What to produce: Show each line of the data below that has the string "essere" in it.

====== Task material ======

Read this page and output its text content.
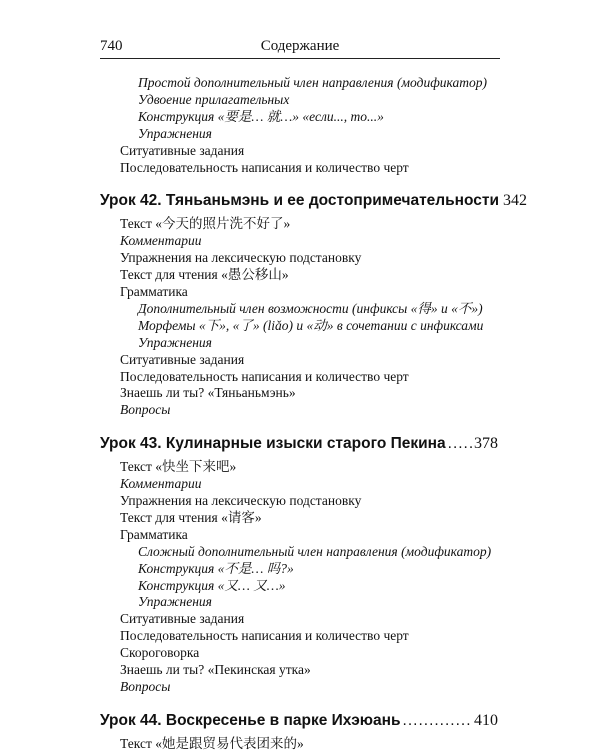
740	Содержание
Простой дополнительный член направления (модификатор)
Удвоение прилагательных
Конструкция «要是… 就…» «если..., то...»
Упражнения
Ситуативные задания
Последовательность написания и количество черт
Урок 42. Тяньаньмэнь и ее достопримечательности 342
Текст «今天的照片洗不好了»
Комментарии
Упражнения на лексическую подстановку
Текст для чтения «愚公移山»
Грамматика
Дополнительный член возможности (инфиксы «得» и «不»)
Морфемы «下», «了» (liǎo) и «动» в сочетании с инфиксами
Упражнения
Ситуативные задания
Последовательность написания и количество черт
Знаешь ли ты? «Тяньаньмэнь»
Вопросы
Урок 43. Кулинарные изыски старого Пекина ..... 378
Текст «快坐下来吧»
Комментарии
Упражнения на лексическую подстановку
Текст для чтения «请客»
Грамматика
Сложный дополнительный член направления (модификатор)
Конструкция «不是… 吗?»
Конструкция «又… 又…»
Упражнения
Ситуативные задания
Последовательность написания и количество черт
Скороговорка
Знаешь ли ты? «Пекинская утка»
Вопросы
Урок 44. Воскресенье в парке Ихэюань .....	410
Текст «她是跟贸易代表团来的»
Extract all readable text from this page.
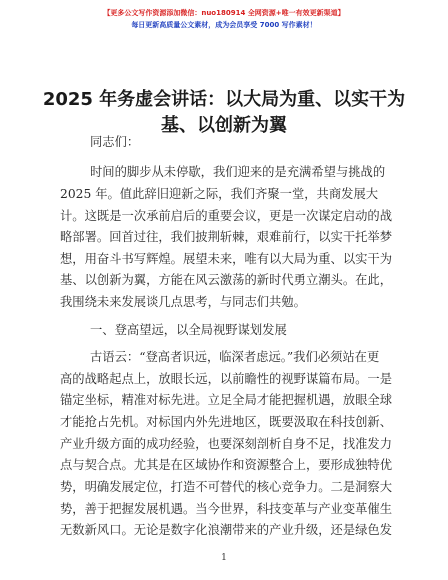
【更多公文写作资源添加微信：nuo180914 全网资源+唯一有效更新渠道】
每日更新高质量公文素材，成为会员享受 7000 写作素材！
2025 年务虚会讲话：以大局为重、以实干为
基、以创新为翼
同志们：
时间的脚步从未停歇，我们迎来的是充满希望与挑战的
2025 年。值此辞旧迎新之际，我们齐聚一堂，共商发展大
计。这既是一次承前启后的重要会议，更是一次谋定启动的战
略部署。回首过往，我们披荆斩棘，艰难前行，以实干托举梦
想，用奋斗书写辉煌。展望未来，唯有以大局为重、以实干为
基、以创新为翼，方能在风云激荡的新时代勇立潮头。在此，
我围绕未来发展谈几点思考，与同志们共勉。
一、登高望远，以全局视野谋划发展
古语云：“登高者识远，临深者虑远。”我们必须站在更
高的战略起点上，放眼长远，以前瞻性的视野谋篇布局。一是
锚定坐标，精准对标先进。立足全局才能把握机遇，放眼全球
才能抢占先机。对标国内外先进地区，既要汲取在科技创新、
产业升级方面的成功经验，也要深刻剖析自身不足，找准发力
点与契合点。尤其是在区域协作和资源整合上，要形成独特优
势，明确发展定位，打造不可替代的核心竞争力。二是洞察大
势，善于把握发展机遇。当今世界，科技变革与产业变革催生
无数新风口。无论是数字化浪潮带来的产业升级，还是绿色发
1
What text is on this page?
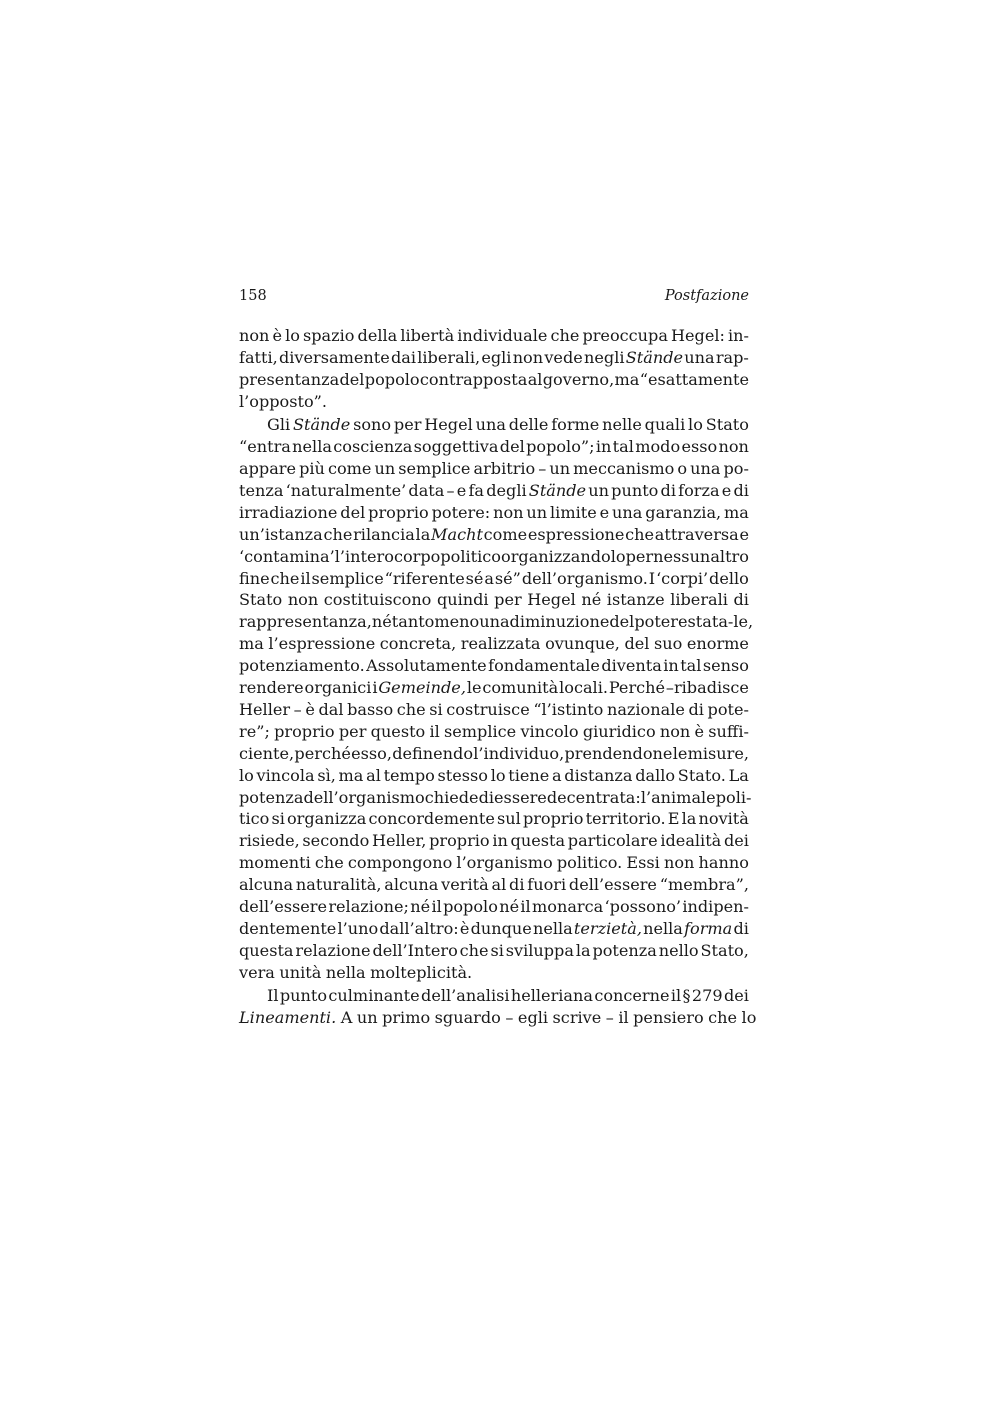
158	Postfazione
non è lo spazio della libertà individuale che preoccupa Hegel: in-
fatti, diversamente dai liberali, egli non vede negli Stände una rap-
presentanza del popolo contrapposta al governo, ma “esattamente
l’opposto”.
Gli Stände sono per Hegel una delle forme nelle quali lo Stato
“entra nella coscienza soggettiva del popolo”; in tal modo esso non
appare più come un semplice arbitrio – un meccanismo o una po-
tenza ‘naturalmente’ data – e fa degli Stände un punto di forza e di
irradiazione del proprio potere: non un limite e una garanzia, ma
un’istanza che rilancia la Macht come espressione che attraversa e
‘contamina’ l’intero corpo politico organizzandolo per nessun altro
fine che il semplice “riferente sé a sé” dell’organismo. I ‘corpi’ dello
Stato non costituiscono quindi per Hegel né istanze liberali di
rappresentanza, né tantomeno una diminuzione del potere stata- le,
ma l’espressione concreta, realizzata ovunque, del suo enorme
potenziamento. Assolutamente fondamentale diventa in tal senso
rendere organici i Gemeinde, le comunità locali. Perché –ribadisce
Heller – è dal basso che si costruisce “l’istinto nazionale di pote-
re”; proprio per questo il semplice vincolo giuridico non è suffi-
ciente, perché esso, definendo l’individuo, prendendone le misure,
lo vincola sì, ma al tempo stesso lo tiene a distanza dallo Stato. La
potenza dell’organismo chiede di essere decentrata: l’animale poli-
tico si organizza concordemente sul proprio territorio. E la novità
risiede, secondo Heller, proprio in questa particolare idealità dei
momenti che compongono l’organismo politico. Essi non hanno
alcuna naturalità, alcuna verità al di fuori dell’essere “membra”,
dell’essere relazione; né il popolo né il monarca ‘possono’ indipen-
dentemente l’uno dall’altro: è dunque nella terzietà, nella forma di
questa relazione dell’Intero che si sviluppa la potenza nello Stato,
vera unità nella molteplicità.
Il punto culminante dell’analisi helleriana concerne il § 279 dei
Lineamenti. A un primo sguardo – egli scrive – il pensiero che lo
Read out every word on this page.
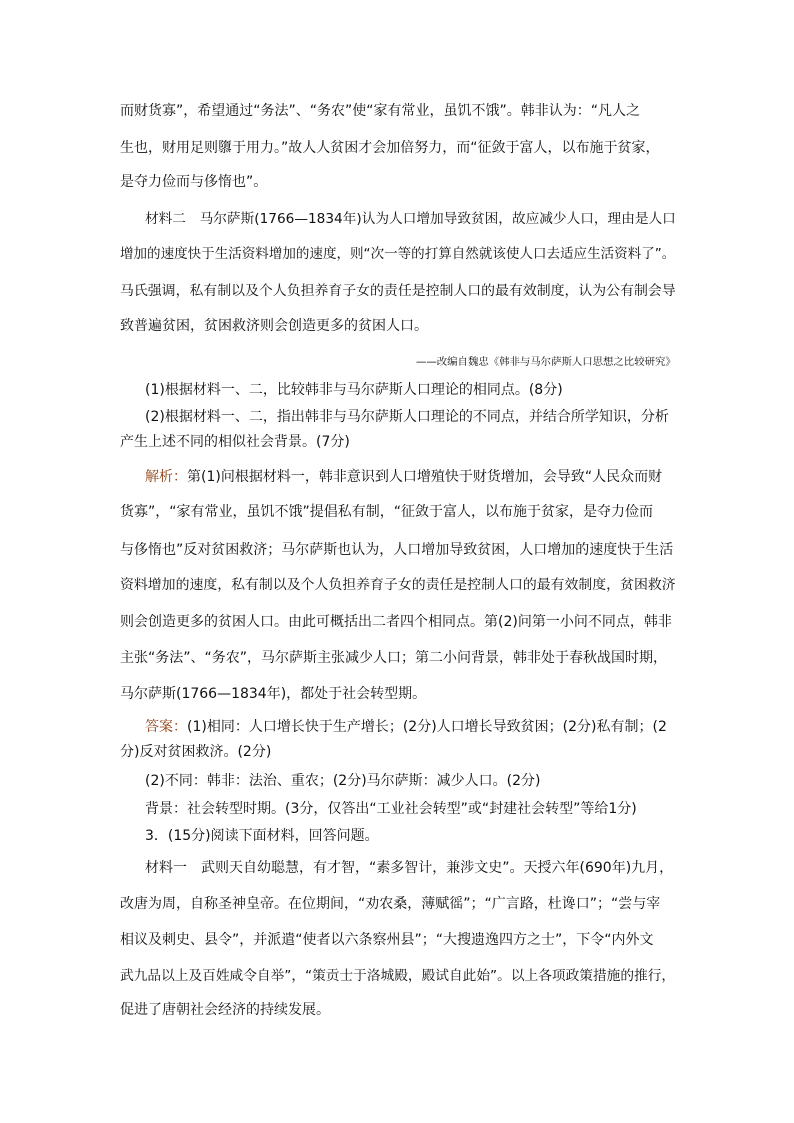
而财货寡”，希望通过“务法”、“务农”使“家有常业，虽饥不饿”。韩非认为：“凡人之
生也，财用足则隳于用力。”故人人贫困才会加倍努力，而“征敛于富人，以布施于贫家，
是夺力俭而与侈惰也”。
材料二　马尔萨斯(1766—1834年)认为人口增加导致贫困，故应减少人口，理由是人口
增加的速度快于生活资料增加的速度，则“次一等的打算自然就该使人口去适应生活资料了”。
马氏强调，私有制以及个人负担养育子女的责任是控制人口的最有效制度，认为公有制会导
致普遍贫困，贫困救济则会创造更多的贫困人口。
——改编自魏忠《韩非与马尔萨斯人口思想之比较研究》
(1)根据材料一、二，比较韩非与马尔萨斯人口理论的相同点。(8分)
(2)根据材料一、二，指出韩非与马尔萨斯人口理论的不同点，并结合所学知识，分析
产生上述不同的相似社会背景。(7分)
解析：第(1)问根据材料一，韩非意识到人口增殖快于财货增加，会导致“人民众而财
货寡”，“家有常业，虽饥不饿”提倡私有制，“征敛于富人，以布施于贫家，是夺力俭而
与侈惰也”反对贫困救济；马尔萨斯也认为，人口增加导致贫困，人口增加的速度快于生活
资料增加的速度，私有制以及个人负担养育子女的责任是控制人口的最有效制度，贫困救济
则会创造更多的贫困人口。由此可概括出二者四个相同点。第(2)问第一小问不同点，韩非
主张“务法”、“务农”，马尔萨斯主张减少人口；第二小问背景，韩非处于春秋战国时期，
马尔萨斯(1766—1834年)，都处于社会转型期。
答案：(1)相同：人口增长快于生产增长；(2分)人口增长导致贫困；(2分)私有制；(2
分)反对贫困救济。(2分)
(2)不同：韩非：法治、重农；(2分)马尔萨斯：减少人口。(2分)
背景：社会转型时期。(3分，仅答出“工业社会转型”或“封建社会转型”等给1分)
3．(15分)阅读下面材料，回答问题。
材料一　武则天自幼聪慧，有才智，“素多智计，兼涉文史”。天授六年(690年)九月，
改唐为周，自称圣神皇帝。在位期间，“劝农桑，薄赋徭”；“广言路，杜谗口”；“尝与宰
相议及刺史、县令”，并派遣“使者以六条察州县”；“大搜遗逸四方之士”，下令“内外文
武九品以上及百姓咸令自举”，“策贡士于洛城殿，殿试自此始”。以上各项政策措施的推行，
促进了唐朝社会经济的持续发展。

======

Result of the exercise:
potenza dell’organismo chiede di essere decentrata: l’animale poli-
alcuna naturalità, alcuna verità al di fuori dell’essere “membra”,
dell’essere relazione; né il popolo né il monarca ‘possono’ indipen-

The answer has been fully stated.